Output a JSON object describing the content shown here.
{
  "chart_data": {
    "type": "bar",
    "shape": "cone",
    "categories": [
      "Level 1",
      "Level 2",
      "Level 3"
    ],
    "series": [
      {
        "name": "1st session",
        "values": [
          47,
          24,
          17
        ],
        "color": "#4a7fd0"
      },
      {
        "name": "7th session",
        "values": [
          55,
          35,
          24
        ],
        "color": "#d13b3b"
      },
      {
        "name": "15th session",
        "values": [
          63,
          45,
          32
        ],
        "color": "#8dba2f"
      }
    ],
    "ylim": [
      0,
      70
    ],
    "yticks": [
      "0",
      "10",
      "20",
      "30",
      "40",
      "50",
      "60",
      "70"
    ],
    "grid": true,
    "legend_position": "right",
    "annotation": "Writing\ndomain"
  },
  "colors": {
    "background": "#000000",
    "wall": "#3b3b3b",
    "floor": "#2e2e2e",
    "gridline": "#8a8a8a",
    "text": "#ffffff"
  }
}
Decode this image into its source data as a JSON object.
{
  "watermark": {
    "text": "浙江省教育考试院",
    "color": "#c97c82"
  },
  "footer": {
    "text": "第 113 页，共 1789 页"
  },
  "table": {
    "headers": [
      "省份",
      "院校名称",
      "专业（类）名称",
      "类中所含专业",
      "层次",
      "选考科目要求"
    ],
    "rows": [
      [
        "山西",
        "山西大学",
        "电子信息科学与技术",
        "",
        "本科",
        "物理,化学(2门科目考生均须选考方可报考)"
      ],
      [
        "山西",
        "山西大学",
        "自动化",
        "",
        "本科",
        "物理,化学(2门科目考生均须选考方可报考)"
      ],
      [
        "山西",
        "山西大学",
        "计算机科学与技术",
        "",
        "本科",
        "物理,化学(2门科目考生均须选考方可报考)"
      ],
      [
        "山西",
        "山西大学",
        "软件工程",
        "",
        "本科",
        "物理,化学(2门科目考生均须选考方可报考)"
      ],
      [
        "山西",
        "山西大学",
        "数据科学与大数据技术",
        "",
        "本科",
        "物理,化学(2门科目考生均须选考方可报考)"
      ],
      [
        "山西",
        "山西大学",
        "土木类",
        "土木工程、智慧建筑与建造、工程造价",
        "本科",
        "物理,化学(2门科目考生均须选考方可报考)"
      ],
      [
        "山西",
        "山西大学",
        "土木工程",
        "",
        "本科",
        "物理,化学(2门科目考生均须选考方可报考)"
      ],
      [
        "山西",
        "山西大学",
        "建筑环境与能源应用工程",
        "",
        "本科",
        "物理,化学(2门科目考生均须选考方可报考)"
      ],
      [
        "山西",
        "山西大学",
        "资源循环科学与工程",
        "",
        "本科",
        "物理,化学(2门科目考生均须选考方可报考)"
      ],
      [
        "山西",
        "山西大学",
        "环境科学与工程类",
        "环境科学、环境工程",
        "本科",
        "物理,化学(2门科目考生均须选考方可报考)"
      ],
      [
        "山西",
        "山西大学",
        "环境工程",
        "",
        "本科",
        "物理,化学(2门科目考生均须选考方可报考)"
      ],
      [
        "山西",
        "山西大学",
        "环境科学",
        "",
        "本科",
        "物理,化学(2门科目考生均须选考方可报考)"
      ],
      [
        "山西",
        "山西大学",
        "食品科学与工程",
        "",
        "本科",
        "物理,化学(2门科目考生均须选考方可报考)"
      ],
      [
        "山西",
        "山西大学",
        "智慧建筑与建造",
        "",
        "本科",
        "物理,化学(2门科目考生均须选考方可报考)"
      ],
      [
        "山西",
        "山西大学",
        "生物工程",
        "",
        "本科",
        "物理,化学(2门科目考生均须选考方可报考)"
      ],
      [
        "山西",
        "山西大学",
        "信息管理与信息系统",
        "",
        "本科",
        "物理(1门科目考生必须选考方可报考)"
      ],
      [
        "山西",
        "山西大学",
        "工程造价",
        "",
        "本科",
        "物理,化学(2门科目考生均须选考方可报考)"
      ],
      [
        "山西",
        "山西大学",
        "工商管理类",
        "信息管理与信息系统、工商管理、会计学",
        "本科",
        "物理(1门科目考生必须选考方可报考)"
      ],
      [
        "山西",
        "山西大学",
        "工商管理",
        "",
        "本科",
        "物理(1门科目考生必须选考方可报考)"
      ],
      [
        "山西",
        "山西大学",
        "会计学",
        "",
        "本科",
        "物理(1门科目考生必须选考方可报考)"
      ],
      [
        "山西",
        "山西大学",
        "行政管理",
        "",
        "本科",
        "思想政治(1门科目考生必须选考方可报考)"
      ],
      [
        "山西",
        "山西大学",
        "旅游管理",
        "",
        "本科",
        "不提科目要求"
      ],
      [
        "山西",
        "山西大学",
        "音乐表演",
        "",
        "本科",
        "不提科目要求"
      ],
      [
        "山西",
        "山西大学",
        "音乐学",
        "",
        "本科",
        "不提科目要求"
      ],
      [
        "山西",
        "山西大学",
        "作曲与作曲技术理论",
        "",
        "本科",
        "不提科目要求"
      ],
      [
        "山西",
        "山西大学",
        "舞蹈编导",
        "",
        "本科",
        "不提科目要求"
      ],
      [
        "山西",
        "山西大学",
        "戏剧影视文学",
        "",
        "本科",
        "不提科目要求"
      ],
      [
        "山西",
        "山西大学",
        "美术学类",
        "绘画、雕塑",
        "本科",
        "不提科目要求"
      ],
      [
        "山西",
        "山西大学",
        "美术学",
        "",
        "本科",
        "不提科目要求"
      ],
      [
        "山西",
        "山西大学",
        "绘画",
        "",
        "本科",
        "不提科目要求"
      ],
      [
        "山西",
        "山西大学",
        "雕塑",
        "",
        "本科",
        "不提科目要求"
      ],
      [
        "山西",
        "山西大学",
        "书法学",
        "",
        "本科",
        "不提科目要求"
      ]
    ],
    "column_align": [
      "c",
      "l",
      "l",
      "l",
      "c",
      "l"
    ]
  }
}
◇ ◇ ◇ ◇ ◇ ◇ ◇
- _What you should do_: Restate the records, all of them, precisely as written.

- _Finished answer_:
Output a JSON object describing the content shown here.
{
  "chart_data": {
    "type": "bar",
    "shape": "cone",
    "categories": [
      "Level 1",
      "Level 2",
      "Level 3"
    ],
    "series": [
      {
        "name": "1st session",
        "values": [
          47,
          24,
          17
        ],
        "color": "#4a7fd0"
      },
      {
        "name": "7th session",
        "values": [
          55,
          35,
          24
        ],
        "color": "#d13b3b"
      },
      {
        "name": "15th session",
        "values": [
          63,
          45,
          32
        ],
        "color": "#8dba2f"
      }
    ],
    "ylim": [
      0,
      70
    ],
    "yticks": [
      "0",
      "10",
      "20",
      "30",
      "40",
      "50",
      "60",
      "70"
    ],
    "grid": true,
    "legend_position": "right",
    "annotation": "Writing\ndomain"
  },
  "colors": {
    "background": "#000000",
    "wall": "#3b3b3b",
    "floor": "#2e2e2e",
    "gridline": "#8a8a8a",
    "text": "#ffffff"
  }
}
Decode this image into its source data as a JSON object.
{
  "watermark": {
    "text": "浙江省教育考试院",
    "color": "#c97c82"
  },
  "footer": {
    "text": "第 113 页，共 1789 页"
  },
  "table": {
    "headers": [
      "省份",
      "院校名称",
      "专业（类）名称",
      "类中所含专业",
      "层次",
      "选考科目要求"
    ],
    "rows": [
      [
        "山西",
        "山西大学",
        "电子信息科学与技术",
        "",
        "本科",
        "物理,化学(2门科目考生均须选考方可报考)"
      ],
      [
        "山西",
        "山西大学",
        "自动化",
        "",
        "本科",
        "物理,化学(2门科目考生均须选考方可报考)"
      ],
      [
        "山西",
        "山西大学",
        "计算机科学与技术",
        "",
        "本科",
        "物理,化学(2门科目考生均须选考方可报考)"
      ],
      [
        "山西",
        "山西大学",
        "软件工程",
        "",
        "本科",
        "物理,化学(2门科目考生均须选考方可报考)"
      ],
      [
        "山西",
        "山西大学",
        "数据科学与大数据技术",
        "",
        "本科",
        "物理,化学(2门科目考生均须选考方可报考)"
      ],
      [
        "山西",
        "山西大学",
        "土木类",
        "土木工程、智慧建筑与建造、工程造价",
        "本科",
        "物理,化学(2门科目考生均须选考方可报考)"
      ],
      [
        "山西",
        "山西大学",
        "土木工程",
        "",
        "本科",
        "物理,化学(2门科目考生均须选考方可报考)"
      ],
      [
        "山西",
        "山西大学",
        "建筑环境与能源应用工程",
        "",
        "本科",
        "物理,化学(2门科目考生均须选考方可报考)"
      ],
      [
        "山西",
        "山西大学",
        "资源循环科学与工程",
        "",
        "本科",
        "物理,化学(2门科目考生均须选考方可报考)"
      ],
      [
        "山西",
        "山西大学",
        "环境科学与工程类",
        "环境科学、环境工程",
        "本科",
        "物理,化学(2门科目考生均须选考方可报考)"
      ],
      [
        "山西",
        "山西大学",
        "环境工程",
        "",
        "本科",
        "物理,化学(2门科目考生均须选考方可报考)"
      ],
      [
        "山西",
        "山西大学",
        "环境科学",
        "",
        "本科",
        "物理,化学(2门科目考生均须选考方可报考)"
      ],
      [
        "山西",
        "山西大学",
        "食品科学与工程",
        "",
        "本科",
        "物理,化学(2门科目考生均须选考方可报考)"
      ],
      [
        "山西",
        "山西大学",
        "智慧建筑与建造",
        "",
        "本科",
        "物理,化学(2门科目考生均须选考方可报考)"
      ],
      [
        "山西",
        "山西大学",
        "生物工程",
        "",
        "本科",
        "物理,化学(2门科目考生均须选考方可报考)"
      ],
      [
        "山西",
        "山西大学",
        "信息管理与信息系统",
        "",
        "本科",
        "物理(1门科目考生必须选考方可报考)"
      ],
      [
        "山西",
        "山西大学",
        "工程造价",
        "",
        "本科",
        "物理,化学(2门科目考生均须选考方可报考)"
      ],
      [
        "山西",
        "山西大学",
        "工商管理类",
        "信息管理与信息系统、工商管理、会计学",
        "本科",
        "物理(1门科目考生必须选考方可报考)"
      ],
      [
        "山西",
        "山西大学",
        "工商管理",
        "",
        "本科",
        "物理(1门科目考生必须选考方可报考)"
      ],
      [
        "山西",
        "山西大学",
        "会计学",
        "",
        "本科",
        "物理(1门科目考生必须选考方可报考)"
      ],
      [
        "山西",
        "山西大学",
        "行政管理",
        "",
        "本科",
        "思想政治(1门科目考生必须选考方可报考)"
      ],
      [
        "山西",
        "山西大学",
        "旅游管理",
        "",
        "本科",
        "不提科目要求"
      ],
      [
        "山西",
        "山西大学",
        "音乐表演",
        "",
        "本科",
        "不提科目要求"
      ],
      [
        "山西",
        "山西大学",
        "音乐学",
        "",
        "本科",
        "不提科目要求"
      ],
      [
        "山西",
        "山西大学",
        "作曲与作曲技术理论",
        "",
        "本科",
        "不提科目要求"
      ],
      [
        "山西",
        "山西大学",
        "舞蹈编导",
        "",
        "本科",
        "不提科目要求"
      ],
      [
        "山西",
        "山西大学",
        "戏剧影视文学",
        "",
        "本科",
        "不提科目要求"
      ],
      [
        "山西",
        "山西大学",
        "美术学类",
        "绘画、雕塑",
        "本科",
        "不提科目要求"
      ],
      [
        "山西",
        "山西大学",
        "美术学",
        "",
        "本科",
        "不提科目要求"
      ],
      [
        "山西",
        "山西大学",
        "绘画",
        "",
        "本科",
        "不提科目要求"
      ],
      [
        "山西",
        "山西大学",
        "雕塑",
        "",
        "本科",
        "不提科目要求"
      ],
      [
        "山西",
        "山西大学",
        "书法学",
        "",
        "本科",
        "不提科目要求"
      ]
    ],
    "column_align": [
      "c",
      "l",
      "l",
      "l",
      "c",
      "l"
    ]
  }
}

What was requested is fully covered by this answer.